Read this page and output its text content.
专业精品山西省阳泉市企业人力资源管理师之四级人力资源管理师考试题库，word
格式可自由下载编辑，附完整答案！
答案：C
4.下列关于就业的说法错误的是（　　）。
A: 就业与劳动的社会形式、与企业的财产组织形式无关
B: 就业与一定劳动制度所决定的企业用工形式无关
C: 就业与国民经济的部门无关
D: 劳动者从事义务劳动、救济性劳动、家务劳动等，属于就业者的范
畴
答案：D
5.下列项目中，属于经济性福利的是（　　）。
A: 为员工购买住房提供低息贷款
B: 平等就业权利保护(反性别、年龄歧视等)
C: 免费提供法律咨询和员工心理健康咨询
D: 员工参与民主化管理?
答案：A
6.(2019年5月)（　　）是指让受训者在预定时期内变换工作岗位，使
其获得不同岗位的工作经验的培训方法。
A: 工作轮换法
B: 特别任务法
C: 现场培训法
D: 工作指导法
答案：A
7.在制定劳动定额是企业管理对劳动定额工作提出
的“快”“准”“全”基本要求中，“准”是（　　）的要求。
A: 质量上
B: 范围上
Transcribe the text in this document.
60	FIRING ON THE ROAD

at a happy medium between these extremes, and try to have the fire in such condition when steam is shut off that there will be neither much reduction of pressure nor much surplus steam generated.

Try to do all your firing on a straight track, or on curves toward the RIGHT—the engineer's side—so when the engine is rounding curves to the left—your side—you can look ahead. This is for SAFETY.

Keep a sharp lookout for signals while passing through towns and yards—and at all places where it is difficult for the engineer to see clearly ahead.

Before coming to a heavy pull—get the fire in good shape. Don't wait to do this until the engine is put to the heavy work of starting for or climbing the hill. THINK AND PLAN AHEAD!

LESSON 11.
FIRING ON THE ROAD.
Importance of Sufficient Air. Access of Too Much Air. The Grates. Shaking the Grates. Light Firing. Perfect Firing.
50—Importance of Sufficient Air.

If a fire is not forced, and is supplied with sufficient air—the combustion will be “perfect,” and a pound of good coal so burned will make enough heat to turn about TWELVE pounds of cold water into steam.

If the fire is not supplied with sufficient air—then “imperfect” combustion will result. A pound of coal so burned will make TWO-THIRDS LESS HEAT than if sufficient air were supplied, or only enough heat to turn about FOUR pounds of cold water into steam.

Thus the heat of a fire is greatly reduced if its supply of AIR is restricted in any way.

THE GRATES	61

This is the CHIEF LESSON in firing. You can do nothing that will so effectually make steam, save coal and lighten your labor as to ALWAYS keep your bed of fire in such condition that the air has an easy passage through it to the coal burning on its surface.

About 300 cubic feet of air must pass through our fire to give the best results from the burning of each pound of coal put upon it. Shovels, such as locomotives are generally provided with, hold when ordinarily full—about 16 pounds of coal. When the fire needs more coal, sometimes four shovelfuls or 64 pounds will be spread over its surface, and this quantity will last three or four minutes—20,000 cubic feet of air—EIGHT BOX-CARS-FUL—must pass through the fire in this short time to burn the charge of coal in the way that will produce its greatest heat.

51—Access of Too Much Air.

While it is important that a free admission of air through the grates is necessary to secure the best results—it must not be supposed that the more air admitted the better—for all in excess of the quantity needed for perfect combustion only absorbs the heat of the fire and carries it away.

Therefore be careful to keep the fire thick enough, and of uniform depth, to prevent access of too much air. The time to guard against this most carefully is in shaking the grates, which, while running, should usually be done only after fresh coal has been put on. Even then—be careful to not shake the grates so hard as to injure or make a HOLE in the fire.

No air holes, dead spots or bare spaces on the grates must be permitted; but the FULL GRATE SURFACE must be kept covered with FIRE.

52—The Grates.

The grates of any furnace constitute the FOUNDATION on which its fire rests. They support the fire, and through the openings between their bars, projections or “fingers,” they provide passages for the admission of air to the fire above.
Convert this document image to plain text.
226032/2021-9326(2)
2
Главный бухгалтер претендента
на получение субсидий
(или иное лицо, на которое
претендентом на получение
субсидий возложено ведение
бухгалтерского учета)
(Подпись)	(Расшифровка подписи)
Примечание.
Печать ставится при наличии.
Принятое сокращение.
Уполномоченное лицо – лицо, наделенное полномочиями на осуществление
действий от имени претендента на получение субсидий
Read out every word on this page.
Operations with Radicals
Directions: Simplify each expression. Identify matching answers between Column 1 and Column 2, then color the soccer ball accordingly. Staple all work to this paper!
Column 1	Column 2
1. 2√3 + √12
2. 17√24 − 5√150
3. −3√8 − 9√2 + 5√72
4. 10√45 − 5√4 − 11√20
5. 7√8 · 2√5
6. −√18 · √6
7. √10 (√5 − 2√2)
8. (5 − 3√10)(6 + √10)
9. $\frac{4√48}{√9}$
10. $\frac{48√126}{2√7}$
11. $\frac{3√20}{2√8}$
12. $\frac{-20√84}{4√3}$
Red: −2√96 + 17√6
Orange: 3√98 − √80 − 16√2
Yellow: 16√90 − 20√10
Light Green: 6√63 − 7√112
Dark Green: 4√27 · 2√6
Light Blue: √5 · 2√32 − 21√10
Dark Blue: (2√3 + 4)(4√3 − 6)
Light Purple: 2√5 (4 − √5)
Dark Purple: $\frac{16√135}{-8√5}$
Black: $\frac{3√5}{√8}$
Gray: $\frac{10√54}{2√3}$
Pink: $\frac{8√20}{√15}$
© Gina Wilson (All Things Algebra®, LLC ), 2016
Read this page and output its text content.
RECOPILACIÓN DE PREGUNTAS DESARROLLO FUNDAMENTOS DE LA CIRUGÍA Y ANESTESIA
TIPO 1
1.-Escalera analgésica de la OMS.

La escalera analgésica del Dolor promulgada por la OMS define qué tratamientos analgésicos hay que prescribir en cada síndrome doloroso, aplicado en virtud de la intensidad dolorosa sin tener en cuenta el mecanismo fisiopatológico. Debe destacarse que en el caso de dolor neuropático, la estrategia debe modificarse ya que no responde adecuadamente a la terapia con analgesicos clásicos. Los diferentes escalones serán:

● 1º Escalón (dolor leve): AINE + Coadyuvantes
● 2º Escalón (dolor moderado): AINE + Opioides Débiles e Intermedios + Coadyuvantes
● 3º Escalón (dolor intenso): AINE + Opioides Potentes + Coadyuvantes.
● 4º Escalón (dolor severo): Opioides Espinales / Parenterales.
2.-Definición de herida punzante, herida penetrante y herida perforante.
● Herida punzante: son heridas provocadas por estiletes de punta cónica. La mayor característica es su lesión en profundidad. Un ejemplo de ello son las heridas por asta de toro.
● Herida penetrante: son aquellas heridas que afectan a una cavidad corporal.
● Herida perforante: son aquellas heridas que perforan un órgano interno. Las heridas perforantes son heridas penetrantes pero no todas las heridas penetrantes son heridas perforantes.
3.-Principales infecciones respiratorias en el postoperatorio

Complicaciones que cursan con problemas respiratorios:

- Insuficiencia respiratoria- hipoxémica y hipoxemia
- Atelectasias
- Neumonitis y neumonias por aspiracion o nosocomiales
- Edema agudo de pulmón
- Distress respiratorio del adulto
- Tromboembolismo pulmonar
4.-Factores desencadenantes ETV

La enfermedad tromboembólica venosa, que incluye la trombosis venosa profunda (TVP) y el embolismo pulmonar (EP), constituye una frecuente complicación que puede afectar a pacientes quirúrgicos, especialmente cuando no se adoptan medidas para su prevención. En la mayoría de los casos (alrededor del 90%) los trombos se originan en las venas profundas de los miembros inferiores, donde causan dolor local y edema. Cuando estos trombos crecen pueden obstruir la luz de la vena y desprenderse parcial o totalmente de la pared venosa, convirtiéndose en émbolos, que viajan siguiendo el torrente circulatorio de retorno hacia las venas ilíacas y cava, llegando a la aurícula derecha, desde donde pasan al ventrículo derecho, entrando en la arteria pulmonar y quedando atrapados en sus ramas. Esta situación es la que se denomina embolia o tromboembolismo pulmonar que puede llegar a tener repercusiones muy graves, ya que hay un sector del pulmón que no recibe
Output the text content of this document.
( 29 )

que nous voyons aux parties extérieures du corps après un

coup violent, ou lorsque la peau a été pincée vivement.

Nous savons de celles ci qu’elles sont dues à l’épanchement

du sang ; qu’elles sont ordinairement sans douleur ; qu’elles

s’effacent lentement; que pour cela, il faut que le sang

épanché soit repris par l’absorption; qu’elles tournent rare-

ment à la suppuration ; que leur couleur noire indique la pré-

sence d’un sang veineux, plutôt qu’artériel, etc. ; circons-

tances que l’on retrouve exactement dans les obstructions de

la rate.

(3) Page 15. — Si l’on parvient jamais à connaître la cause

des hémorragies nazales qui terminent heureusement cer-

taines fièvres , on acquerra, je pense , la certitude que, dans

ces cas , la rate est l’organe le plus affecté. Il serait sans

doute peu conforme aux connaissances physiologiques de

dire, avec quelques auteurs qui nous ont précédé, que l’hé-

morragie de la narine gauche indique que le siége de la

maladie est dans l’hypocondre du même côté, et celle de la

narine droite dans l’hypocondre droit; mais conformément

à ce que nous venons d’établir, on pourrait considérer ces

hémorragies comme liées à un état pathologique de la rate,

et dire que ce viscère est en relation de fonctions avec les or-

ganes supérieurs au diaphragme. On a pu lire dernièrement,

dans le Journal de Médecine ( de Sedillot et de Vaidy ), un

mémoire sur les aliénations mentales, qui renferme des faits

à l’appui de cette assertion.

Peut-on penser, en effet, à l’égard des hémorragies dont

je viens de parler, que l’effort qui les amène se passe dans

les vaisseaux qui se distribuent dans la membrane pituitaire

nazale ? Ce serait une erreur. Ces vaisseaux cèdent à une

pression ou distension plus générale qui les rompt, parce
·····
> JOB: Each line above that holds the string "Escalón" should be copied and shown.

> RESULT:
● 1º Escalón (dolor leve): AINE + Coadyuvantes
● 2º Escalón (dolor moderado): AINE + Opioides Débiles e Intermedios + Coadyuvantes
● 3º Escalón (dolor intenso): AINE + Opioides Potentes + Coadyuvantes.
● 4º Escalón (dolor severo): Opioides Espinales / Parenterales.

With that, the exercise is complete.